# Extracted entries
※ ※ ※

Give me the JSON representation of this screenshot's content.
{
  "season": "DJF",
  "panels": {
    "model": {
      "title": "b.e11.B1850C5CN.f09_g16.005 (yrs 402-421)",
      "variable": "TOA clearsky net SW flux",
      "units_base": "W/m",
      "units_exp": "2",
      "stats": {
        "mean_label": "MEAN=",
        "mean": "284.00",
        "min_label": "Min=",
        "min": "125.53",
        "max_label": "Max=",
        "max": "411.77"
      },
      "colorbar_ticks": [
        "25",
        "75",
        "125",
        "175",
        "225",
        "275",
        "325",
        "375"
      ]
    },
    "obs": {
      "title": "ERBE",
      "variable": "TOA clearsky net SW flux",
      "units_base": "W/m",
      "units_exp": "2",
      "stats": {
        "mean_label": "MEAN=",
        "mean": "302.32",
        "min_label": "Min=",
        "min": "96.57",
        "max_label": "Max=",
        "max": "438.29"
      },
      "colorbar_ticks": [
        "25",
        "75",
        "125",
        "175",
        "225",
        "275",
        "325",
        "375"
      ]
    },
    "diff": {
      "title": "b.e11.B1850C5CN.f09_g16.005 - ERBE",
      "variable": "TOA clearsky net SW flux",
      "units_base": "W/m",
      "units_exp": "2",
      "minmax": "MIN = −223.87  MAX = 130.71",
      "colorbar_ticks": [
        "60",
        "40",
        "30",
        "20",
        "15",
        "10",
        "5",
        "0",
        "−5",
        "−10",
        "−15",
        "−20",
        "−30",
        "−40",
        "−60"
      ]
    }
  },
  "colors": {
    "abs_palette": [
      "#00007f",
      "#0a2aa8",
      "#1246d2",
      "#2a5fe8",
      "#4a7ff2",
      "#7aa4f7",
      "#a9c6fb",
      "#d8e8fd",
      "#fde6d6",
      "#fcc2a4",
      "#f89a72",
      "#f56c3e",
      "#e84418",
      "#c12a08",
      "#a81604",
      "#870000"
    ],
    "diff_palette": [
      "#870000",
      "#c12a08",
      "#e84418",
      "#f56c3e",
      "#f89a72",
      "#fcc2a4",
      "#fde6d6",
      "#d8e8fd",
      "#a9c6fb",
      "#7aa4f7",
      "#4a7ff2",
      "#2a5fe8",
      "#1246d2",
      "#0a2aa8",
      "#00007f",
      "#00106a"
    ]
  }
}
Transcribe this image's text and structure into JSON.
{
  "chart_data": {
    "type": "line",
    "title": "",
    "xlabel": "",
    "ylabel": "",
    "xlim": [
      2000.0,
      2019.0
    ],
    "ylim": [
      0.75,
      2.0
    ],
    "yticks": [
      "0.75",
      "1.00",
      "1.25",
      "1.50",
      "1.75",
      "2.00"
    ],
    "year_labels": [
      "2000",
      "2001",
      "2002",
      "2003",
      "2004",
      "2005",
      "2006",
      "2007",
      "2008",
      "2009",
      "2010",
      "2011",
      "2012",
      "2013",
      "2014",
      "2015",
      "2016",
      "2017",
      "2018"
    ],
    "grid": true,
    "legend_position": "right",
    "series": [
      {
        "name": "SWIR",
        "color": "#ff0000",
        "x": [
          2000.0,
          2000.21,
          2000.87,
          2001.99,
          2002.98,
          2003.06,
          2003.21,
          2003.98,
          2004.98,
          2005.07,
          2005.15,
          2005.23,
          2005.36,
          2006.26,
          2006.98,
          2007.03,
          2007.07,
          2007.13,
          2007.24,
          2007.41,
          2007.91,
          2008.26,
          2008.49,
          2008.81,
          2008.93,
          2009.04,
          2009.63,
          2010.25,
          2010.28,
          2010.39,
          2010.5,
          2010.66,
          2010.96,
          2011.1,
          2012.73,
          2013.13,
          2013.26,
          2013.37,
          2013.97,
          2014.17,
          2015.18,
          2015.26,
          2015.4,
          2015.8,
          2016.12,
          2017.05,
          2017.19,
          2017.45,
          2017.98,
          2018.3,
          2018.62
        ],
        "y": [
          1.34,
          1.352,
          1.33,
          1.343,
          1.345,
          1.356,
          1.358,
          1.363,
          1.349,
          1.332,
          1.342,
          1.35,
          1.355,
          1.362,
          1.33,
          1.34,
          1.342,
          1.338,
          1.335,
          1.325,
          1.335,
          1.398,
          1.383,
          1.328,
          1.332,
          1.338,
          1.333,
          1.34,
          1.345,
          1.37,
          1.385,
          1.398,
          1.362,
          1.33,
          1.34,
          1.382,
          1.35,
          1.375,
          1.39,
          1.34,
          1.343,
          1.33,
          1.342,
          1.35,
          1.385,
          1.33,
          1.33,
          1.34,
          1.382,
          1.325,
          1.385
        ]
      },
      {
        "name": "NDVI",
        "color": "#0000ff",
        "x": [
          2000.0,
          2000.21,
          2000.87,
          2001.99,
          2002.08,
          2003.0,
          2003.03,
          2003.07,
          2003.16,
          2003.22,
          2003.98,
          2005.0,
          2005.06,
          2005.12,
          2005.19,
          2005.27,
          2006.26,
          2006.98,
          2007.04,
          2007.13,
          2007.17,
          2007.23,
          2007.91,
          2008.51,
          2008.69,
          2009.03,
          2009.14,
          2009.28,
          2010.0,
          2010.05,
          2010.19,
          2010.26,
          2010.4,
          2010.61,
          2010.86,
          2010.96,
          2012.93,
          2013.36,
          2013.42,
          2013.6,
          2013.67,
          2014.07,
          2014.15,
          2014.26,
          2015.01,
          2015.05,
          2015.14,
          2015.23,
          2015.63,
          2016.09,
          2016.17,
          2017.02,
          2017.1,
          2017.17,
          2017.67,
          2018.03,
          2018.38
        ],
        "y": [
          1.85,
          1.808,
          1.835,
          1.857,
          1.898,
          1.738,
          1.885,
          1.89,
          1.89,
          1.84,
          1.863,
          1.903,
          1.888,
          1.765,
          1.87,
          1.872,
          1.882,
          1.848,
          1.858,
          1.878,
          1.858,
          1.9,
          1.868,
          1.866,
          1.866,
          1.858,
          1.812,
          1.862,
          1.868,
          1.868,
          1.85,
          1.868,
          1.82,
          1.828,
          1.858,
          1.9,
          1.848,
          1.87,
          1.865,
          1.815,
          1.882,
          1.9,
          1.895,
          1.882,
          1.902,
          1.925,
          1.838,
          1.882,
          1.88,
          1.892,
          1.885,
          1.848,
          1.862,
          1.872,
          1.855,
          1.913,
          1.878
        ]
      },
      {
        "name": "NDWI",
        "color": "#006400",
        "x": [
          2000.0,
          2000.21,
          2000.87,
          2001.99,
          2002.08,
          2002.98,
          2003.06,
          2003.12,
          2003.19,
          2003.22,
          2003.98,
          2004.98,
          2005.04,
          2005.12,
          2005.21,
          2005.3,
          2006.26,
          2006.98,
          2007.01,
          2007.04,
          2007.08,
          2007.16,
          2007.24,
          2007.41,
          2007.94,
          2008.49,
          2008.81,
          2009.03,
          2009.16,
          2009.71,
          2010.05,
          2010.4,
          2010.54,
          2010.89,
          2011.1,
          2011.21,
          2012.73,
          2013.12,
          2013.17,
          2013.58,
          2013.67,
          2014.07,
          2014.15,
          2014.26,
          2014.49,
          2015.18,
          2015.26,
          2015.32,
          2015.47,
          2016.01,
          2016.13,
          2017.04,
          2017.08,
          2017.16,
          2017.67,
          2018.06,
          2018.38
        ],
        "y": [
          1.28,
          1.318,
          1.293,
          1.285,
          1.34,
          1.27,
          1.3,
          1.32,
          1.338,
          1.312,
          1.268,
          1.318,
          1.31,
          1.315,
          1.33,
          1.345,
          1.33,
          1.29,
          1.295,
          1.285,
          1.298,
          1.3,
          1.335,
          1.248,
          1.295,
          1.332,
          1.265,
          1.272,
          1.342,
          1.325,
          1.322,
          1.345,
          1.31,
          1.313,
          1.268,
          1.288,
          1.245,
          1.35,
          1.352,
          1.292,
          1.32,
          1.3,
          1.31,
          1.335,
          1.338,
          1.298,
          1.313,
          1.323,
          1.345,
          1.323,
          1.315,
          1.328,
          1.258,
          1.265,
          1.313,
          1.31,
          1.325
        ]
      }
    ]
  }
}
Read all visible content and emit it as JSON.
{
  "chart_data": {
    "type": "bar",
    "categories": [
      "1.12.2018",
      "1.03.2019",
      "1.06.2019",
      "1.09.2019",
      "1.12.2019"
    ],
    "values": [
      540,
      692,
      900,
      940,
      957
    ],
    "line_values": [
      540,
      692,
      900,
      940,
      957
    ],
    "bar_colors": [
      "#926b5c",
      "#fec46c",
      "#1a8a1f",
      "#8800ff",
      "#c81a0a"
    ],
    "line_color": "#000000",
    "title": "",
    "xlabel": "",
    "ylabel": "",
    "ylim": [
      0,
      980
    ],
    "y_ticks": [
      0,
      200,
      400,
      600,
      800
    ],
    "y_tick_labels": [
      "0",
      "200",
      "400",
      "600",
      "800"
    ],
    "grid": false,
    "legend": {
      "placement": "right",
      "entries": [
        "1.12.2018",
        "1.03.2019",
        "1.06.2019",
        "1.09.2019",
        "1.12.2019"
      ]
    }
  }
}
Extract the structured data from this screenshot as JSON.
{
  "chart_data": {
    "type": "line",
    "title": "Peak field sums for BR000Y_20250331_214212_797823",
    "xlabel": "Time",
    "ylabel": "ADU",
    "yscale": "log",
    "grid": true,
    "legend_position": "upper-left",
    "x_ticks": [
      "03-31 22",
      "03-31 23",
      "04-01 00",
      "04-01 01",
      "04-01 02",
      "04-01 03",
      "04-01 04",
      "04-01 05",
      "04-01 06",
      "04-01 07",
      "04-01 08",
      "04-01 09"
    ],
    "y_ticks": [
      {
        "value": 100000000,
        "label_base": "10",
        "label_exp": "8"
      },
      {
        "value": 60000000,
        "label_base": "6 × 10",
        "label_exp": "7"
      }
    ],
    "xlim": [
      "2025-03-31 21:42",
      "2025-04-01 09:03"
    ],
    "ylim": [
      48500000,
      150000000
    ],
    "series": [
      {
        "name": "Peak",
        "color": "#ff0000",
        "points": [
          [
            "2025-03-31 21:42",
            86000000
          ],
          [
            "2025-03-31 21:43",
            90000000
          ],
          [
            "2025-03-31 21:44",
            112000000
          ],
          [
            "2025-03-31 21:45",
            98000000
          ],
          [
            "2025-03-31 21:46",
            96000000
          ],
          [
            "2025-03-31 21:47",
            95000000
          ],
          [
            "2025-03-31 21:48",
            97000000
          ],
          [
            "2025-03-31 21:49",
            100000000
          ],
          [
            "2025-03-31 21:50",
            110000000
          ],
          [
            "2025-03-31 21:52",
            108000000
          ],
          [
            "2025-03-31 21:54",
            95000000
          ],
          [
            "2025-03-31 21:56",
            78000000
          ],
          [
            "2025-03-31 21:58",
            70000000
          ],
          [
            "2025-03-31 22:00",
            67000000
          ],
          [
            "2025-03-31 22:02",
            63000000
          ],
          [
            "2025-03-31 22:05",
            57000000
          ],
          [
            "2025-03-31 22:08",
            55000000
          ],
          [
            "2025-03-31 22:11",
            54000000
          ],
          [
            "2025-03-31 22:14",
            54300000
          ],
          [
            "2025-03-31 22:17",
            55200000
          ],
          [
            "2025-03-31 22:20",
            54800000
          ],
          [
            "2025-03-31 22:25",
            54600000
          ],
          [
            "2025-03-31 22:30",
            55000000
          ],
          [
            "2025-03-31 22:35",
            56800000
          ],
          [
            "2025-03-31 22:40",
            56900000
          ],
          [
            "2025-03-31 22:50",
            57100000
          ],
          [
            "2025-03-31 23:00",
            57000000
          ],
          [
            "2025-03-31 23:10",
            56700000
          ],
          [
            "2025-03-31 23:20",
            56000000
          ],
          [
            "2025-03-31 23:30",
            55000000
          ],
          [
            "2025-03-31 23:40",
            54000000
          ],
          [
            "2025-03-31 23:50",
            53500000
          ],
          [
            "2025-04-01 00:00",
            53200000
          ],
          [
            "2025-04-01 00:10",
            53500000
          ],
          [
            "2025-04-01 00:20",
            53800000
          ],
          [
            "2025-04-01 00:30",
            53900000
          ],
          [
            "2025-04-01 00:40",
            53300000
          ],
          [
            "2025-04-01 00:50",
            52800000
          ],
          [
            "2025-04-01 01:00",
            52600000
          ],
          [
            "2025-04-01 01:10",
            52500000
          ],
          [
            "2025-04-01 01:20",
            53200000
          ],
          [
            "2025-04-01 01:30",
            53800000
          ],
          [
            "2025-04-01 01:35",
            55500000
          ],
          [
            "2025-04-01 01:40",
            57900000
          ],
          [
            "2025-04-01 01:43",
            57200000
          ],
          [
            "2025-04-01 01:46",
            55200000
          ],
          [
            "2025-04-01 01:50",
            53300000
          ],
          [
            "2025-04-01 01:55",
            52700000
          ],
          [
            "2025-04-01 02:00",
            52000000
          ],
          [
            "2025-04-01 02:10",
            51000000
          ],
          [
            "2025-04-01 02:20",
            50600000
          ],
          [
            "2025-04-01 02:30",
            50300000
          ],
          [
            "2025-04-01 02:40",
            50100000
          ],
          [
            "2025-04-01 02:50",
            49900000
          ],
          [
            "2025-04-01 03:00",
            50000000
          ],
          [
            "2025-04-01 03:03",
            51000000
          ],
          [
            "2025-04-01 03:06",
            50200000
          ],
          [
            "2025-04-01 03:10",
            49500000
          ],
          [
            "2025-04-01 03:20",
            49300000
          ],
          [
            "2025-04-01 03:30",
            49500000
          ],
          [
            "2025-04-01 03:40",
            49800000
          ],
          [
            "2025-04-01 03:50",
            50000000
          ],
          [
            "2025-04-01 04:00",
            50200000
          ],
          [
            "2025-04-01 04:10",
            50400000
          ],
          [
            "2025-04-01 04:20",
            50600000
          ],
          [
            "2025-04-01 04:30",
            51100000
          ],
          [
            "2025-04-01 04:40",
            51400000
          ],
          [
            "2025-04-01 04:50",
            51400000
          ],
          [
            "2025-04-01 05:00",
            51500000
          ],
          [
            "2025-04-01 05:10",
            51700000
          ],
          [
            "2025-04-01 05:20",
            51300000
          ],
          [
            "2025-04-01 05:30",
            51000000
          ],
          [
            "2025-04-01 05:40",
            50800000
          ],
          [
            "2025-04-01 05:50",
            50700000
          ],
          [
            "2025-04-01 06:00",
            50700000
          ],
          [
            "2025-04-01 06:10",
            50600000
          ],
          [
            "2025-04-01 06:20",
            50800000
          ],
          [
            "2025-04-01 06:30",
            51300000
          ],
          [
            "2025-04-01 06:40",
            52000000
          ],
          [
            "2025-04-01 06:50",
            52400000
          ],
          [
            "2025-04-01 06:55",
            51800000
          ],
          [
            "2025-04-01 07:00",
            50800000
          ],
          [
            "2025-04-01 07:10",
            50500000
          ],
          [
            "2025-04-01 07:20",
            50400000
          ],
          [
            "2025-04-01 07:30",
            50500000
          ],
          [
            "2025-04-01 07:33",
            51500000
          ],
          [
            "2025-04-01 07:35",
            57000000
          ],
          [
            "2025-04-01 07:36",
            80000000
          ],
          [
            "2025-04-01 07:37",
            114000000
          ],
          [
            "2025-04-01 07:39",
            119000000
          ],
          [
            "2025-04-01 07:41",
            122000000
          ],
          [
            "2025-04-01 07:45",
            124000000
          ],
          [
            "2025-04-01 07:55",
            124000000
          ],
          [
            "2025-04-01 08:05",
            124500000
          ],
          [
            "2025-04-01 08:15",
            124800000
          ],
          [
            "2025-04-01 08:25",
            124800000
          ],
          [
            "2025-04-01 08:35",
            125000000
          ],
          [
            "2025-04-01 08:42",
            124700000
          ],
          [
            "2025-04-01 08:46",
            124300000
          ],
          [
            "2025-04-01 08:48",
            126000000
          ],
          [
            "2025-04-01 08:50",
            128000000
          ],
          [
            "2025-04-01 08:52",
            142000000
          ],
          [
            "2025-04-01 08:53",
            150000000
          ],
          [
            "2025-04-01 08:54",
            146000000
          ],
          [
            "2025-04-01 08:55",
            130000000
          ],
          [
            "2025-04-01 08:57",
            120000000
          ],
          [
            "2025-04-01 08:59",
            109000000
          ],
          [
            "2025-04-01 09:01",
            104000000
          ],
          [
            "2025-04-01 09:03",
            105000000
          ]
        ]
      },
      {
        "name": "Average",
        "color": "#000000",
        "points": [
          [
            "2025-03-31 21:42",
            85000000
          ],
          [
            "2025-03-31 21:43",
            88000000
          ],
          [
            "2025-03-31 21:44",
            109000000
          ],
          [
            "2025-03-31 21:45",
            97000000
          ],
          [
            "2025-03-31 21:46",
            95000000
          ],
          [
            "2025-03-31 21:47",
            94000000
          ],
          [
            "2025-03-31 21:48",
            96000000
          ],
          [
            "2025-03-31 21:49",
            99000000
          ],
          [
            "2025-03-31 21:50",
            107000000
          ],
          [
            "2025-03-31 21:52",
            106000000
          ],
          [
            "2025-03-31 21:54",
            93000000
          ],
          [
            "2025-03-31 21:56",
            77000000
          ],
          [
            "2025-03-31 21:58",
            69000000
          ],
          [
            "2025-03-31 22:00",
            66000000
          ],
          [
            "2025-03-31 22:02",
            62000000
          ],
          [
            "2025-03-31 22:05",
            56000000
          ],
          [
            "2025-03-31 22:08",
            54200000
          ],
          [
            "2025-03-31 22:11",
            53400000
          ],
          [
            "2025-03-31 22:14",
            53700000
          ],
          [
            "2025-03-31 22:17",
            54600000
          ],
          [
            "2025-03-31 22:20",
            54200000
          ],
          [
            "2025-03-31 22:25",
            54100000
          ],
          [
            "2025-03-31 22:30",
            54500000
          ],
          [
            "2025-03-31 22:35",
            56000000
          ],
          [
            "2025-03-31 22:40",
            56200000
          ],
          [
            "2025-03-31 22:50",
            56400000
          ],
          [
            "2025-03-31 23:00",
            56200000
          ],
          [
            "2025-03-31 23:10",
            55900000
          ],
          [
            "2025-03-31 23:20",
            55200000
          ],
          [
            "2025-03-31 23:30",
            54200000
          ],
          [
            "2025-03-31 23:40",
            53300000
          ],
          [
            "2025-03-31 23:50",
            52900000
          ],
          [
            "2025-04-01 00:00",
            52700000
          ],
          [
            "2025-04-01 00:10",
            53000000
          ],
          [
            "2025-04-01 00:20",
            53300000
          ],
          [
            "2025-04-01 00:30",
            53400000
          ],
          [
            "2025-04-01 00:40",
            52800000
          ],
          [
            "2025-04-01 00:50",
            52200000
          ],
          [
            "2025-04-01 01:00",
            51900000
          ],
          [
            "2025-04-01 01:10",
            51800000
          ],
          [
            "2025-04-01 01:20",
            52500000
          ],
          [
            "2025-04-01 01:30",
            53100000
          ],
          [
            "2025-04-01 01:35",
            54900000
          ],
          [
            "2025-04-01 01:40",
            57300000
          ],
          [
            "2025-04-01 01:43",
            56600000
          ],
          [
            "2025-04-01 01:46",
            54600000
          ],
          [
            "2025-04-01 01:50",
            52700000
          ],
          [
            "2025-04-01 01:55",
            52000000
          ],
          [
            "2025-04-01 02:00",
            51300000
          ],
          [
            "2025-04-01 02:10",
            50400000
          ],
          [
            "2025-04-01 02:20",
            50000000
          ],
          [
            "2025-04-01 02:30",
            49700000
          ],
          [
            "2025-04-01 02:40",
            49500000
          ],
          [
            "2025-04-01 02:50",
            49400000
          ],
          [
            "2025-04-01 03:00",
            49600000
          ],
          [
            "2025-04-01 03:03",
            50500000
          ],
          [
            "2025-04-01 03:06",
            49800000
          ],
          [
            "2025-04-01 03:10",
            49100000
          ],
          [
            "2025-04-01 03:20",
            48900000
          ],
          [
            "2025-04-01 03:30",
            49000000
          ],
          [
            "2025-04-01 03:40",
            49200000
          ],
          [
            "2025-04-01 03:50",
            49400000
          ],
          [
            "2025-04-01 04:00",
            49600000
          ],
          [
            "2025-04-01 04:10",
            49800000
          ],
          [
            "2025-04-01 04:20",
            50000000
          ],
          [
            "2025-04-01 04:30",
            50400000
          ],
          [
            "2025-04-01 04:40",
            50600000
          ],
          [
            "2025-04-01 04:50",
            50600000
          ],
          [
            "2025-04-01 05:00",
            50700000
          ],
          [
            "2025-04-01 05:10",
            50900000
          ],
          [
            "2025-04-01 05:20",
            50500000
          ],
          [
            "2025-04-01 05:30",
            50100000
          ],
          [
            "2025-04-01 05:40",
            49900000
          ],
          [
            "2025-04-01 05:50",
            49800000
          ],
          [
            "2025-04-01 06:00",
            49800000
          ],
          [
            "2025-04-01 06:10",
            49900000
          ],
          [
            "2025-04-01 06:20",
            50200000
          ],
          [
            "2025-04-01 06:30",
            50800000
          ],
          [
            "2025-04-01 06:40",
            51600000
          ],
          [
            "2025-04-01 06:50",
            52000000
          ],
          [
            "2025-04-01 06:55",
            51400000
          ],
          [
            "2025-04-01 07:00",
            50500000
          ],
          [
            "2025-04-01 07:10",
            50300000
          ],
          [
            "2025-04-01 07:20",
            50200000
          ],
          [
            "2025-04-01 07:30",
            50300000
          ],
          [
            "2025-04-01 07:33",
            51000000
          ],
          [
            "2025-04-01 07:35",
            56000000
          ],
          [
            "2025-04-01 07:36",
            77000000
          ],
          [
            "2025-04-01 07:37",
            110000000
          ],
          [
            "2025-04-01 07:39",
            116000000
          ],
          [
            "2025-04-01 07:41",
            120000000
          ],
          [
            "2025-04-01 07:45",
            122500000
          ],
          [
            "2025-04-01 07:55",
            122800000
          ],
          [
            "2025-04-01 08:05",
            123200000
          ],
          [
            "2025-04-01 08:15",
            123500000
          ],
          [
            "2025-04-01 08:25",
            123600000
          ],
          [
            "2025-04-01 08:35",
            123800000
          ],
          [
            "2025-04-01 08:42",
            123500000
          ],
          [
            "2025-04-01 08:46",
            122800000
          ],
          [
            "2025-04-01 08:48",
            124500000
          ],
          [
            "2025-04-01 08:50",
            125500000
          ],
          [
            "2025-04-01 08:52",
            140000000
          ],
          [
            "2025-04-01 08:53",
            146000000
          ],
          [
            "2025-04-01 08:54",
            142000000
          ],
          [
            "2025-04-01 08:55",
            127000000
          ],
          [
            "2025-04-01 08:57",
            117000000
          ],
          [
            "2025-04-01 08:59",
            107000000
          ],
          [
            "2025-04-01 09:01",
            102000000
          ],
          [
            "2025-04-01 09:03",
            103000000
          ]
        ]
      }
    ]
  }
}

※ ※ ※

# Short exercise
Search the entries for the word "name" and gather every line where it appears.

# Full solution
        "name": "SWIR",
        "name": "NDVI",
        "name": "NDWI",
        "name": "Peak",
        "name": "Average",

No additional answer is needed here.